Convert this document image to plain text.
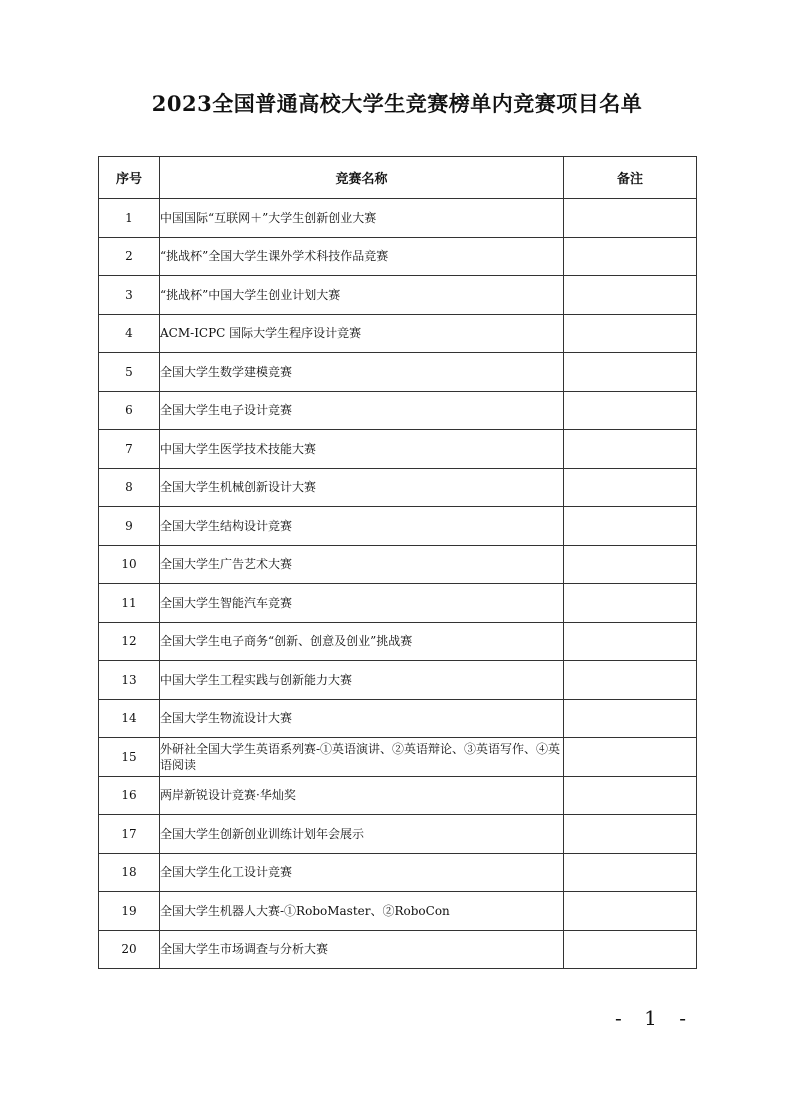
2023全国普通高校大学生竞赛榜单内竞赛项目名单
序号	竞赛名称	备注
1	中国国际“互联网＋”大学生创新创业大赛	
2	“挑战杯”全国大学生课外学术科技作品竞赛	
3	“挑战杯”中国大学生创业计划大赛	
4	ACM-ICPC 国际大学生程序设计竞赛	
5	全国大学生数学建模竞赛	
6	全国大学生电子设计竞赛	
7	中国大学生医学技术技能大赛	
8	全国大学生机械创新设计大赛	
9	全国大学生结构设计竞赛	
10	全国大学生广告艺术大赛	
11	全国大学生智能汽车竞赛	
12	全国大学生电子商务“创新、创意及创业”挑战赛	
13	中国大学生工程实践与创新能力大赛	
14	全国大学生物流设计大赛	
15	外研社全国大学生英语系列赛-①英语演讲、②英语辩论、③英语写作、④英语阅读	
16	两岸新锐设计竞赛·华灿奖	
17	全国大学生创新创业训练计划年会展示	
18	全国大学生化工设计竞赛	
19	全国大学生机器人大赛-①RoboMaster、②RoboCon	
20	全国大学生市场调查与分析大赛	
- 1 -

┄┄┄┄┄┄┄┄┄┄┄┄┄┄┄┄┄┄┄┄

[Your goal] Omit the pictures, and quote the material above exactly as given.

[Output for this task]
Convert this document image to plain text.
2023全国普通高校大学生竞赛榜单内竞赛项目名单
序号	竞赛名称	备注
1	中国国际“互联网＋”大学生创新创业大赛	
2	“挑战杯”全国大学生课外学术科技作品竞赛	
3	“挑战杯”中国大学生创业计划大赛	
4	ACM-ICPC 国际大学生程序设计竞赛	
5	全国大学生数学建模竞赛	
6	全国大学生电子设计竞赛	
7	中国大学生医学技术技能大赛	
8	全国大学生机械创新设计大赛	
9	全国大学生结构设计竞赛	
10	全国大学生广告艺术大赛	
11	全国大学生智能汽车竞赛	
12	全国大学生电子商务“创新、创意及创业”挑战赛	
13	中国大学生工程实践与创新能力大赛	
14	全国大学生物流设计大赛	
15	外研社全国大学生英语系列赛-①英语演讲、②英语辩论、③英语写作、④英语阅读	
16	两岸新锐设计竞赛·华灿奖	
17	全国大学生创新创业训练计划年会展示	
18	全国大学生化工设计竞赛	
19	全国大学生机器人大赛-①RoboMaster、②RoboCon	
20	全国大学生市场调查与分析大赛	
- 1 -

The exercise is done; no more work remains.